## To do
In the material below, find all lines with the string "arrow" and copy them.

::: Dataset entries

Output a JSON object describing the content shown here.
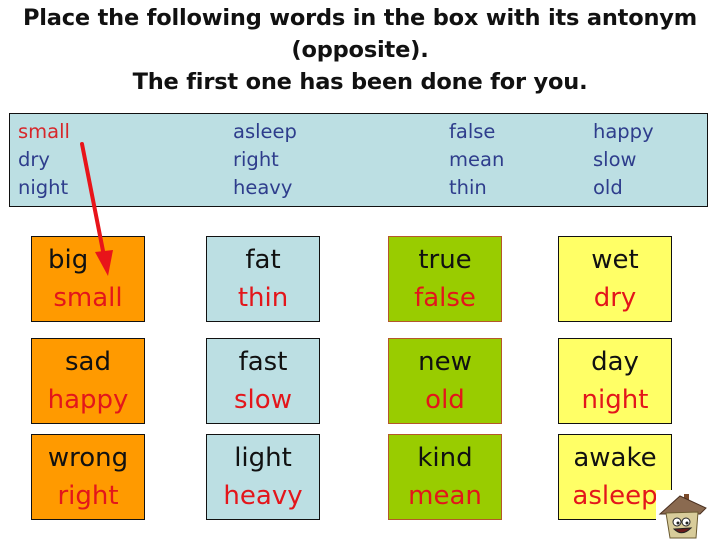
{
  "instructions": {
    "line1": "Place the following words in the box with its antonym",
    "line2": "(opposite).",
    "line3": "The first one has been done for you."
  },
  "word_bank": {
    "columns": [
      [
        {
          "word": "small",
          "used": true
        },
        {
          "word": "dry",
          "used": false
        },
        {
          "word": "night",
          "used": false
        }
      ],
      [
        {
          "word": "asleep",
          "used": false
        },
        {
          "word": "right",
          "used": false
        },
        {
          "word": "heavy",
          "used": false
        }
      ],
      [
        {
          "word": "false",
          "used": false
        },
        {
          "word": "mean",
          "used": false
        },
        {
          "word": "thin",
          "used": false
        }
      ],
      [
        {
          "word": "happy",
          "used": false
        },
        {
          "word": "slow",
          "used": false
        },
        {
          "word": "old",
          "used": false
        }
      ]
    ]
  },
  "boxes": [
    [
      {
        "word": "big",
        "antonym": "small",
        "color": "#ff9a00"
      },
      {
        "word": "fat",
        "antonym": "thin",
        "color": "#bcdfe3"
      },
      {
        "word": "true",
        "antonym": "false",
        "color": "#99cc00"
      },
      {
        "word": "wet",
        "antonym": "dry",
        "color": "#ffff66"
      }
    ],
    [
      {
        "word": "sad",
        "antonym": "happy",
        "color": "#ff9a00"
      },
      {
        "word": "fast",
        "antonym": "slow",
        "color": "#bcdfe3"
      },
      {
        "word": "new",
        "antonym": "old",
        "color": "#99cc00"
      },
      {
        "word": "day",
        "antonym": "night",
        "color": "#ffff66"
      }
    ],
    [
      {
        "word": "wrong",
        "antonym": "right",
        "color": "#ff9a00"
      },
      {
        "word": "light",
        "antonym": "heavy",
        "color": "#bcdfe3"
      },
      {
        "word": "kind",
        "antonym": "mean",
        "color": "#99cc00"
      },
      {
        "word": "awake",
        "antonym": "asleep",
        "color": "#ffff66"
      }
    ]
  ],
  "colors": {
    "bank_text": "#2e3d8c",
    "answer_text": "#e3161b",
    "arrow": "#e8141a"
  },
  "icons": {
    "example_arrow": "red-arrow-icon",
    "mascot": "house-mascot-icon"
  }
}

::::::

## Task result
    "arrow": "#e8141a"
    "example_arrow": "red-arrow-icon",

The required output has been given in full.